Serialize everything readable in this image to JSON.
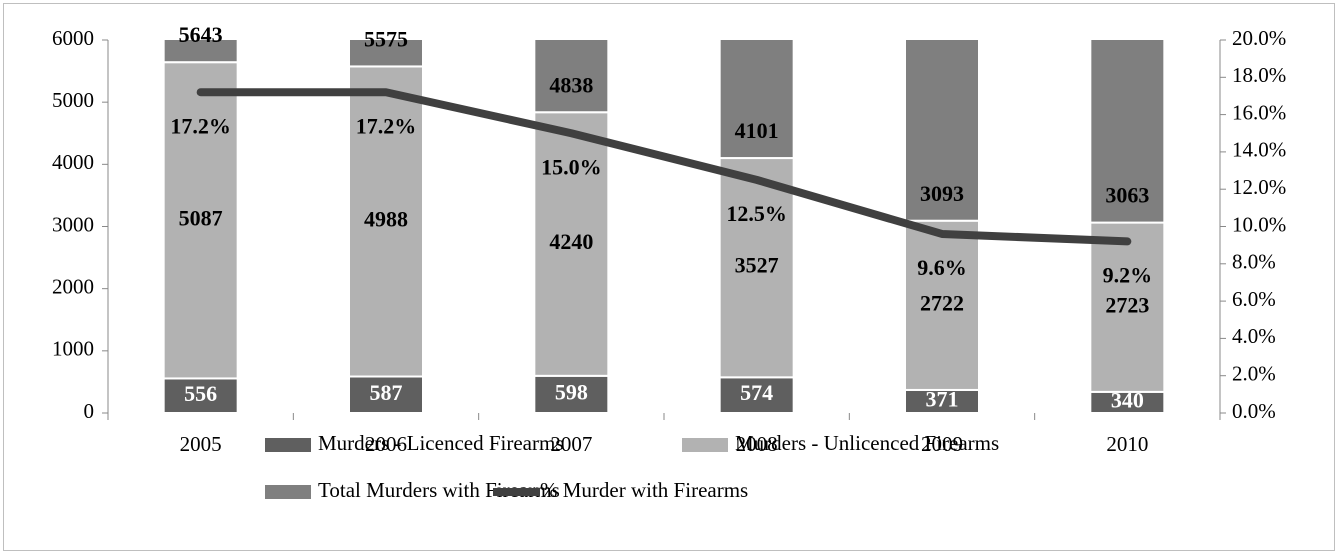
{
  "chart_data": {
    "type": "bar",
    "stacked": true,
    "categories": [
      "2005",
      "2006",
      "2007",
      "2008",
      "2009",
      "2010"
    ],
    "series": [
      {
        "name": "Murders - Licenced Firearms",
        "type": "bar",
        "color": "#5f5f5f",
        "label_color": "#ffffff",
        "values": [
          556,
          587,
          598,
          574,
          371,
          340
        ]
      },
      {
        "name": "Murders - Unlicenced Firearms",
        "type": "bar",
        "color": "#b2b2b2",
        "label_color": "#000000",
        "values": [
          5087,
          4988,
          4240,
          3527,
          2722,
          2723
        ]
      },
      {
        "name": "Total Murders with Firearms",
        "type": "bar",
        "color": "#7f7f7f",
        "label_color": "#000000",
        "values": [
          5643,
          5575,
          4838,
          4101,
          3093,
          3063
        ]
      },
      {
        "name": "% Murder with Firearms",
        "type": "line",
        "axis": "y2",
        "color": "#404040",
        "label_color": "#000000",
        "values": [
          17.2,
          17.2,
          15.0,
          12.5,
          9.6,
          9.2
        ],
        "value_labels": [
          "17.2%",
          "17.2%",
          "15.0%",
          "12.5%",
          "9.6%",
          "9.2%"
        ]
      }
    ],
    "ylim": [
      0,
      6000
    ],
    "yticks": [
      0,
      1000,
      2000,
      3000,
      4000,
      5000,
      6000
    ],
    "y2lim": [
      0,
      20
    ],
    "y2ticks": [
      {
        "value": 0,
        "label": "0.0%"
      },
      {
        "value": 2,
        "label": "2.0%"
      },
      {
        "value": 4,
        "label": "4.0%"
      },
      {
        "value": 6,
        "label": "6.0%"
      },
      {
        "value": 8,
        "label": "8.0%"
      },
      {
        "value": 10,
        "label": "10.0%"
      },
      {
        "value": 12,
        "label": "12.0%"
      },
      {
        "value": 14,
        "label": "14.0%"
      },
      {
        "value": 16,
        "label": "16.0%"
      },
      {
        "value": 18,
        "label": "18.0%"
      },
      {
        "value": 20,
        "label": "20.0%"
      }
    ],
    "legend": "bottom"
  }
}
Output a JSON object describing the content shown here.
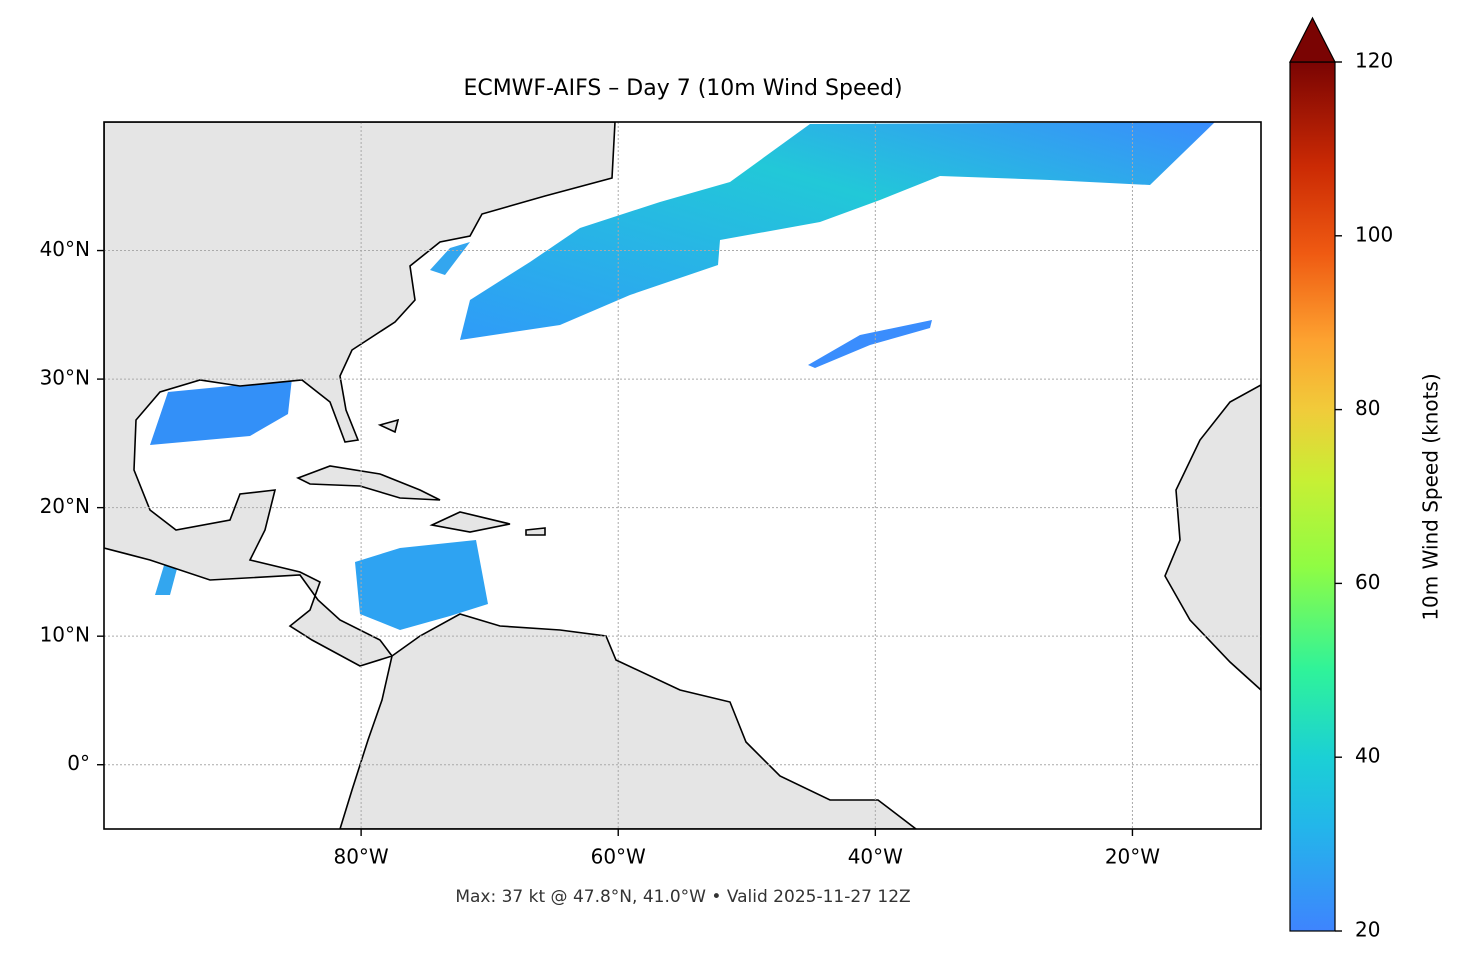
{
  "chart_data": {
    "type": "map",
    "title": "ECMWF-AIFS – Day 7 (10m Wind Speed)",
    "footnote": "Max: 37 kt @ 47.8°N, 41.0°W • Valid 2025-11-27 12Z",
    "xlim": [
      -100,
      -10
    ],
    "ylim": [
      -5,
      50
    ],
    "xticks": [
      {
        "value": -80,
        "label": "80°W"
      },
      {
        "value": -60,
        "label": "60°W"
      },
      {
        "value": -40,
        "label": "40°W"
      },
      {
        "value": -20,
        "label": "20°W"
      }
    ],
    "yticks": [
      {
        "value": 0,
        "label": "0°"
      },
      {
        "value": 10,
        "label": "10°N"
      },
      {
        "value": 20,
        "label": "20°N"
      },
      {
        "value": 30,
        "label": "30°N"
      },
      {
        "value": 40,
        "label": "40°N"
      }
    ],
    "grid": true,
    "colorbar": {
      "label": "10m Wind Speed (knots)",
      "lim": [
        20,
        120
      ],
      "ticks": [
        20,
        40,
        60,
        80,
        100,
        120
      ],
      "extend": "max"
    }
  }
}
________________________________________
(Exercise task): Reproduce all the records verbatim, excluding images.

(Final answer):
Serialize everything readable in this image to JSON.
{
  "chart_data": {
    "type": "bar",
    "stacked": true,
    "categories": [
      "2005",
      "2006",
      "2007",
      "2008",
      "2009",
      "2010"
    ],
    "series": [
      {
        "name": "Murders - Licenced Firearms",
        "type": "bar",
        "color": "#5f5f5f",
        "label_color": "#ffffff",
        "values": [
          556,
          587,
          598,
          574,
          371,
          340
        ]
      },
      {
        "name": "Murders - Unlicenced Firearms",
        "type": "bar",
        "color": "#b2b2b2",
        "label_color": "#000000",
        "values": [
          5087,
          4988,
          4240,
          3527,
          2722,
          2723
        ]
      },
      {
        "name": "Total Murders with Firearms",
        "type": "bar",
        "color": "#7f7f7f",
        "label_color": "#000000",
        "values": [
          5643,
          5575,
          4838,
          4101,
          3093,
          3063
        ]
      },
      {
        "name": "% Murder with Firearms",
        "type": "line",
        "axis": "y2",
        "color": "#404040",
        "label_color": "#000000",
        "values": [
          17.2,
          17.2,
          15.0,
          12.5,
          9.6,
          9.2
        ],
        "value_labels": [
          "17.2%",
          "17.2%",
          "15.0%",
          "12.5%",
          "9.6%",
          "9.2%"
        ]
      }
    ],
    "ylim": [
      0,
      6000
    ],
    "yticks": [
      0,
      1000,
      2000,
      3000,
      4000,
      5000,
      6000
    ],
    "y2lim": [
      0,
      20
    ],
    "y2ticks": [
      {
        "value": 0,
        "label": "0.0%"
      },
      {
        "value": 2,
        "label": "2.0%"
      },
      {
        "value": 4,
        "label": "4.0%"
      },
      {
        "value": 6,
        "label": "6.0%"
      },
      {
        "value": 8,
        "label": "8.0%"
      },
      {
        "value": 10,
        "label": "10.0%"
      },
      {
        "value": 12,
        "label": "12.0%"
      },
      {
        "value": 14,
        "label": "14.0%"
      },
      {
        "value": 16,
        "label": "16.0%"
      },
      {
        "value": 18,
        "label": "18.0%"
      },
      {
        "value": 20,
        "label": "20.0%"
      }
    ],
    "legend": "bottom"
  }
}
Output a JSON object describing the content shown here.
{
  "chart_data": {
    "type": "map",
    "title": "ECMWF-AIFS – Day 7 (10m Wind Speed)",
    "footnote": "Max: 37 kt @ 47.8°N, 41.0°W • Valid 2025-11-27 12Z",
    "xlim": [
      -100,
      -10
    ],
    "ylim": [
      -5,
      50
    ],
    "xticks": [
      {
        "value": -80,
        "label": "80°W"
      },
      {
        "value": -60,
        "label": "60°W"
      },
      {
        "value": -40,
        "label": "40°W"
      },
      {
        "value": -20,
        "label": "20°W"
      }
    ],
    "yticks": [
      {
        "value": 0,
        "label": "0°"
      },
      {
        "value": 10,
        "label": "10°N"
      },
      {
        "value": 20,
        "label": "20°N"
      },
      {
        "value": 30,
        "label": "30°N"
      },
      {
        "value": 40,
        "label": "40°N"
      }
    ],
    "grid": true,
    "colorbar": {
      "label": "10m Wind Speed (knots)",
      "lim": [
        20,
        120
      ],
      "ticks": [
        20,
        40,
        60,
        80,
        100,
        120
      ],
      "extend": "max"
    }
  }
}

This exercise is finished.